● DATA PROVIDED
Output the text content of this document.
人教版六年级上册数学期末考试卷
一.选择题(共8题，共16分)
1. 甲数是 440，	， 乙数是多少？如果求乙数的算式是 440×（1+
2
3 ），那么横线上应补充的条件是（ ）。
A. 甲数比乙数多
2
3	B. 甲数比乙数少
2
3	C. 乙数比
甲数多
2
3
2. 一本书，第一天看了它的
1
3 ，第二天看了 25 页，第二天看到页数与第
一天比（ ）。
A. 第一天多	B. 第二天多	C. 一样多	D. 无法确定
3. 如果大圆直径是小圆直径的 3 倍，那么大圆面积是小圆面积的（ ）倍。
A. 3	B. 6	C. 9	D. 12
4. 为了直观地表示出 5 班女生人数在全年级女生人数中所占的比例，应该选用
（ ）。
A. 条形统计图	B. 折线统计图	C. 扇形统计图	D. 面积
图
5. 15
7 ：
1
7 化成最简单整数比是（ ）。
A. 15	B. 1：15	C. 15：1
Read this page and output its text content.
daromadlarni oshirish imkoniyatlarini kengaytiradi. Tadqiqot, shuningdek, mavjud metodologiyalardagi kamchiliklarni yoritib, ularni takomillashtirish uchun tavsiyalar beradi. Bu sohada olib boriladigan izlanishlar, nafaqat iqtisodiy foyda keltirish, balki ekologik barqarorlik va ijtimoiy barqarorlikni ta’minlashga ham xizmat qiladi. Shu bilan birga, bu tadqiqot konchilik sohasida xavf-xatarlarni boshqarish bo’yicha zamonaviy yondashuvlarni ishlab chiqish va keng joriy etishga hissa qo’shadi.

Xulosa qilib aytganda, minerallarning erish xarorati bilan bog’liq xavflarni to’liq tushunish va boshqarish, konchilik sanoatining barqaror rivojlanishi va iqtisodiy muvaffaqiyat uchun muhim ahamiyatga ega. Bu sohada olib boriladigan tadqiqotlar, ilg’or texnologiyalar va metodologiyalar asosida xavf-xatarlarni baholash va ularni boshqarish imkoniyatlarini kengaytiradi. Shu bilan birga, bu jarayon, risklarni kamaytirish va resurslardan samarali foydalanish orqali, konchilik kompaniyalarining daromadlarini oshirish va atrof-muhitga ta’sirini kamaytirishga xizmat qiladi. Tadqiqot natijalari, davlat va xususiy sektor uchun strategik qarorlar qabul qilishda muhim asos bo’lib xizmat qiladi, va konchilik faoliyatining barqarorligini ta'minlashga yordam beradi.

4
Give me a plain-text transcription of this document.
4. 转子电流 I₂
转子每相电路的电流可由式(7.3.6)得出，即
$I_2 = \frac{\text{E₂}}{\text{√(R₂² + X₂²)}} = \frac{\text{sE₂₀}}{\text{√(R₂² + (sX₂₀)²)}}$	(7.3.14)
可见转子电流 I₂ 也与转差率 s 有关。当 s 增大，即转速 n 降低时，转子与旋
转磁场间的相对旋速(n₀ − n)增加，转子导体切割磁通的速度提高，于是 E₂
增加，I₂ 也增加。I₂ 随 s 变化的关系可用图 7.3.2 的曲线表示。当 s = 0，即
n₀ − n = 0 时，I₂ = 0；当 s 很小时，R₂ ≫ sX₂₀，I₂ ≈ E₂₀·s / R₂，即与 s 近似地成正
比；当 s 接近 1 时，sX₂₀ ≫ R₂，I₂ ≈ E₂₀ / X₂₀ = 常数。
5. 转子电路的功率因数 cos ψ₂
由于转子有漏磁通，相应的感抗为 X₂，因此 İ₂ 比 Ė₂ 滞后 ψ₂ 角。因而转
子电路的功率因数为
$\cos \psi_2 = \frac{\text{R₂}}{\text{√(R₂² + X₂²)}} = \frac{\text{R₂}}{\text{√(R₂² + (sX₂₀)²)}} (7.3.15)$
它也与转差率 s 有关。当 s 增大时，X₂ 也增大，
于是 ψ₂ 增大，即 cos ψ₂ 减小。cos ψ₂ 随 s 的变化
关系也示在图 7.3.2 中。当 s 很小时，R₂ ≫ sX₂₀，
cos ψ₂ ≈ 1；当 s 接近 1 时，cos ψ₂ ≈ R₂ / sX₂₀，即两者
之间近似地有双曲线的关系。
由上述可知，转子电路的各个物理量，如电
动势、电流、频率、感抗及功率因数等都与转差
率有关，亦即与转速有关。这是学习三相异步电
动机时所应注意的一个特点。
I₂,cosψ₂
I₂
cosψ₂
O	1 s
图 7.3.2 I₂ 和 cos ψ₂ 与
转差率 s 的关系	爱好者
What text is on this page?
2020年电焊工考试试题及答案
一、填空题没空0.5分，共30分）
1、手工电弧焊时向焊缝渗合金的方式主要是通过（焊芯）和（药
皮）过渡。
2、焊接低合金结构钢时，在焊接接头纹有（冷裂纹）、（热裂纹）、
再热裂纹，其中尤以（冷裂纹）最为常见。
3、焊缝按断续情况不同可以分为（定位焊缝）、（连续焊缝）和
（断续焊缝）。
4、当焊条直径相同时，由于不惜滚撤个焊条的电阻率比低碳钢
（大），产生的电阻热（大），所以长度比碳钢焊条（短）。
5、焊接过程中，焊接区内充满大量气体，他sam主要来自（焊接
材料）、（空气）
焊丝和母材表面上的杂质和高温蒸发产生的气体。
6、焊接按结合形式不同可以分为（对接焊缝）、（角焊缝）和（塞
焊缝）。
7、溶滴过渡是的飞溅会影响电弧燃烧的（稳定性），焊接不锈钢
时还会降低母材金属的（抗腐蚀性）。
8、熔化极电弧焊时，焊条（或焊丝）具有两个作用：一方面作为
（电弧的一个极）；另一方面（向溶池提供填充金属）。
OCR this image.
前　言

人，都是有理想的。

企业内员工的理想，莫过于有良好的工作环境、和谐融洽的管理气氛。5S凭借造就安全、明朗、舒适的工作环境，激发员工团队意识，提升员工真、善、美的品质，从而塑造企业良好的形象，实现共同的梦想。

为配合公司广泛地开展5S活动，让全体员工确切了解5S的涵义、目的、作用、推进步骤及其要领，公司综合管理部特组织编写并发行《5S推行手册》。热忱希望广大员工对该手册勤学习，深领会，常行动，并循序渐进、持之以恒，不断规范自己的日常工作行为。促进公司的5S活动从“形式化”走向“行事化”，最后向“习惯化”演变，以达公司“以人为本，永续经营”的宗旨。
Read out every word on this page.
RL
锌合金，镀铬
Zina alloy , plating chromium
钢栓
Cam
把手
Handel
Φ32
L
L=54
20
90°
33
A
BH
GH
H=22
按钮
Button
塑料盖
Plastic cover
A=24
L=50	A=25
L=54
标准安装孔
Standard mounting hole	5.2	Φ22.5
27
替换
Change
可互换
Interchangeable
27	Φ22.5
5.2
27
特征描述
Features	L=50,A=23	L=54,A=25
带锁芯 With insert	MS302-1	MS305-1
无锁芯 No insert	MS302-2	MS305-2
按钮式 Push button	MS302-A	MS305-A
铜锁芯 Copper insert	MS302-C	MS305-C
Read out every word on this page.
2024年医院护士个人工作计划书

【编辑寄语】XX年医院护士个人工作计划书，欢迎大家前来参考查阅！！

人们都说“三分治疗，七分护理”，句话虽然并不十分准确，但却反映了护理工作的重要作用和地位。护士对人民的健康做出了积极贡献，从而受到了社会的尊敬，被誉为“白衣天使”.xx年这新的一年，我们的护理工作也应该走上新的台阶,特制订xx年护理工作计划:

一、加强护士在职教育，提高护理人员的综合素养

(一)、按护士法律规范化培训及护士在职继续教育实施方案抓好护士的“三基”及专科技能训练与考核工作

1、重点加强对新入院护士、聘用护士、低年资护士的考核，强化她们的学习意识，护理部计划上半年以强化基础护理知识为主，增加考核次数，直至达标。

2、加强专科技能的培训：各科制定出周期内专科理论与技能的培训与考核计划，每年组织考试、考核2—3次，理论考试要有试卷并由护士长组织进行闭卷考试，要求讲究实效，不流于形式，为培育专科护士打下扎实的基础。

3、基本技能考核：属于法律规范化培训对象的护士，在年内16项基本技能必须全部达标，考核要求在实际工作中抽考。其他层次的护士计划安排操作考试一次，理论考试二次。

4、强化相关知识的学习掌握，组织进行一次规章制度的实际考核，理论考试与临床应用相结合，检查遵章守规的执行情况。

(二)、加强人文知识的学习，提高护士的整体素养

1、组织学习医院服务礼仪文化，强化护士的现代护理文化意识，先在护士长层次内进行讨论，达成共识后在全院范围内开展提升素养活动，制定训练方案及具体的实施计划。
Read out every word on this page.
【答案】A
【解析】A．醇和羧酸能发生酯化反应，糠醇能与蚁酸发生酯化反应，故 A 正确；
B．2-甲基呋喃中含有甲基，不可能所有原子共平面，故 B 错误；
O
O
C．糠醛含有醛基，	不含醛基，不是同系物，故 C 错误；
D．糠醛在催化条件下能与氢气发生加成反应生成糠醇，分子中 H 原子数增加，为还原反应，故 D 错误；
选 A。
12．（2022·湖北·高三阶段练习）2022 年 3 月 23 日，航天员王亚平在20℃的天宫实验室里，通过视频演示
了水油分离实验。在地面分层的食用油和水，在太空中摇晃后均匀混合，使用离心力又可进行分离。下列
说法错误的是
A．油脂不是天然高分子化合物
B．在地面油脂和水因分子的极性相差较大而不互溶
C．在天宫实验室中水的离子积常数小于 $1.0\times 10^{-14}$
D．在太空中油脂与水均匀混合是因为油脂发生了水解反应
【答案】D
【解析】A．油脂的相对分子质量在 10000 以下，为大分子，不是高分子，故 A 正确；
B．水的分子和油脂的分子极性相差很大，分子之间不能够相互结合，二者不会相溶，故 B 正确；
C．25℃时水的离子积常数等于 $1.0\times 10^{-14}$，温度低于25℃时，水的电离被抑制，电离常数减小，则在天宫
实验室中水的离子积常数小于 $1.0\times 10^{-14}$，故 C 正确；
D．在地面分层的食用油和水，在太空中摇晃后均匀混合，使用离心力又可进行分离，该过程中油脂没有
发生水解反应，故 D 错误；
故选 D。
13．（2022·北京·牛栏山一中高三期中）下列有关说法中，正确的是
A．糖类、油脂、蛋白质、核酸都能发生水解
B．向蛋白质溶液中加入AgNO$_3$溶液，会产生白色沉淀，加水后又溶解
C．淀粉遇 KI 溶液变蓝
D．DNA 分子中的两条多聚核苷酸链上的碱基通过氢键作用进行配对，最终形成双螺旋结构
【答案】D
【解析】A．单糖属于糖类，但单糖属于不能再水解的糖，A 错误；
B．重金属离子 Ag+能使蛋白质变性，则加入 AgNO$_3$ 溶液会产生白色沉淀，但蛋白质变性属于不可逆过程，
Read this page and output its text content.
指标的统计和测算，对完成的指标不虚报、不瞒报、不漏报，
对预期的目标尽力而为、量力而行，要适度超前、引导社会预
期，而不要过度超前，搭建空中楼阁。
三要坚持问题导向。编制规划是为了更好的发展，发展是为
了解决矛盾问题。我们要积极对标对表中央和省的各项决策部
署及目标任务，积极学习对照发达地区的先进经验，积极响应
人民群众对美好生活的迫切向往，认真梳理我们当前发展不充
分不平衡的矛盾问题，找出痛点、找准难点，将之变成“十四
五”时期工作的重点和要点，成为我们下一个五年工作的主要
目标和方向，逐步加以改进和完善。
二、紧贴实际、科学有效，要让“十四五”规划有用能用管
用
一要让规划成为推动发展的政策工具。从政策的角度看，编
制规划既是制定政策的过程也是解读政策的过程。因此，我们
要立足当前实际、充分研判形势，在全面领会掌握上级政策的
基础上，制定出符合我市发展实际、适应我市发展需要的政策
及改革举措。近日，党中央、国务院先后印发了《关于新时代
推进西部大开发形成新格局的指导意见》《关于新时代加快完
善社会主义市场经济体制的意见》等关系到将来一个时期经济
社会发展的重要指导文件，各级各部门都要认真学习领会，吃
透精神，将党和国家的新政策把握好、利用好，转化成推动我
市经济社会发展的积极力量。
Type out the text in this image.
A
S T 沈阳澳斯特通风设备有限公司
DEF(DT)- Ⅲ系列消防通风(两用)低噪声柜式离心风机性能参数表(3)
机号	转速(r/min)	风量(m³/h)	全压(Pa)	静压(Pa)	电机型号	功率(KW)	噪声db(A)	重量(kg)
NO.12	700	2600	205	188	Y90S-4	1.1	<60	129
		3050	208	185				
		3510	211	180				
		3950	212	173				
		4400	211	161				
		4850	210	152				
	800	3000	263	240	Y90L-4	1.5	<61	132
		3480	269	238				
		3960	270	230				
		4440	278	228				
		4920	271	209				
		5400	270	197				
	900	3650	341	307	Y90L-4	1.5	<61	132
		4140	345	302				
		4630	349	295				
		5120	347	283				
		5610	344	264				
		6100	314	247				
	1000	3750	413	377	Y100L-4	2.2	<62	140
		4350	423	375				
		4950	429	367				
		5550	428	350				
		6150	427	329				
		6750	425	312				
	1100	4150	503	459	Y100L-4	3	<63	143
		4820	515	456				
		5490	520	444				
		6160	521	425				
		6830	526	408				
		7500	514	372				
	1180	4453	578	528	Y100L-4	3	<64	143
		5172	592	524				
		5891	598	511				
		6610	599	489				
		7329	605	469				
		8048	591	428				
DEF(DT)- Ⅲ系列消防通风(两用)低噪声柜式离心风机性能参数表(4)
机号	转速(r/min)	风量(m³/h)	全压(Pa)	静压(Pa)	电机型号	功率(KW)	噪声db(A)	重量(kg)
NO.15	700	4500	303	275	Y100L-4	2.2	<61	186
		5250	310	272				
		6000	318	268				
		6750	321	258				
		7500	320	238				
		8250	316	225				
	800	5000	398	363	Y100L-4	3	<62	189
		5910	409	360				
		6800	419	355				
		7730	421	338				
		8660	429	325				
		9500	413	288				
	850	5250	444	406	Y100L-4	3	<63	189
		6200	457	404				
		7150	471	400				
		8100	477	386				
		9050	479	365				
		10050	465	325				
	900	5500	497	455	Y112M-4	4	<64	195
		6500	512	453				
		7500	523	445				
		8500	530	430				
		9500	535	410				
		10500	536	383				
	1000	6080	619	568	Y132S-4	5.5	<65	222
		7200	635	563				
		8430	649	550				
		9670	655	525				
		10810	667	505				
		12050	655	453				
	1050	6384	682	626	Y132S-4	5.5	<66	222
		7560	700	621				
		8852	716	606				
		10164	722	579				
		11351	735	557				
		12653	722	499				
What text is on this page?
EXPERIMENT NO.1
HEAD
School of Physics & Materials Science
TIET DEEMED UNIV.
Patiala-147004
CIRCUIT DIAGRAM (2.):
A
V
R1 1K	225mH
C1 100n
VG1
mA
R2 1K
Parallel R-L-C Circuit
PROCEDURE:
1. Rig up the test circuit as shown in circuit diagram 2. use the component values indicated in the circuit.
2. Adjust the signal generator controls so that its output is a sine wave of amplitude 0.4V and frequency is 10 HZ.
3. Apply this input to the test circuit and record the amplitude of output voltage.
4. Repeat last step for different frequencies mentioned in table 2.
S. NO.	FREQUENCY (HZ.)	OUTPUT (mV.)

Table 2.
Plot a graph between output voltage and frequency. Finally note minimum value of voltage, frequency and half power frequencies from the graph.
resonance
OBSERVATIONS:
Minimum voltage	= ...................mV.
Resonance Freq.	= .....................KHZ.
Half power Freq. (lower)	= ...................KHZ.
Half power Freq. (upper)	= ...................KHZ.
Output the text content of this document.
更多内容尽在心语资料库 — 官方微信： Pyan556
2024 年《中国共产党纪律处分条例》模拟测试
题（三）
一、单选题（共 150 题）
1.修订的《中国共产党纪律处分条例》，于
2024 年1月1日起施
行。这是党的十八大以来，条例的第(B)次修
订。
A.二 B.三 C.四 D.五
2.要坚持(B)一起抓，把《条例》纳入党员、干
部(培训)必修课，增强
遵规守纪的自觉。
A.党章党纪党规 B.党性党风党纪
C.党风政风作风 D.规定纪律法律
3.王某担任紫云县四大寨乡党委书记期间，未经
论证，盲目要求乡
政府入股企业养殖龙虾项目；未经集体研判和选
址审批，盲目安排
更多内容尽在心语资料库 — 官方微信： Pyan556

● TASK BRIEF
Only lines with "Ⅲ系列消防通风" are wanted here; list each of them.

● RESULT
DEF(DT)- Ⅲ系列消防通风(两用)低噪声柜式离心风机性能参数表(3)
DEF(DT)- Ⅲ系列消防通风(两用)低噪声柜式离心风机性能参数表(4)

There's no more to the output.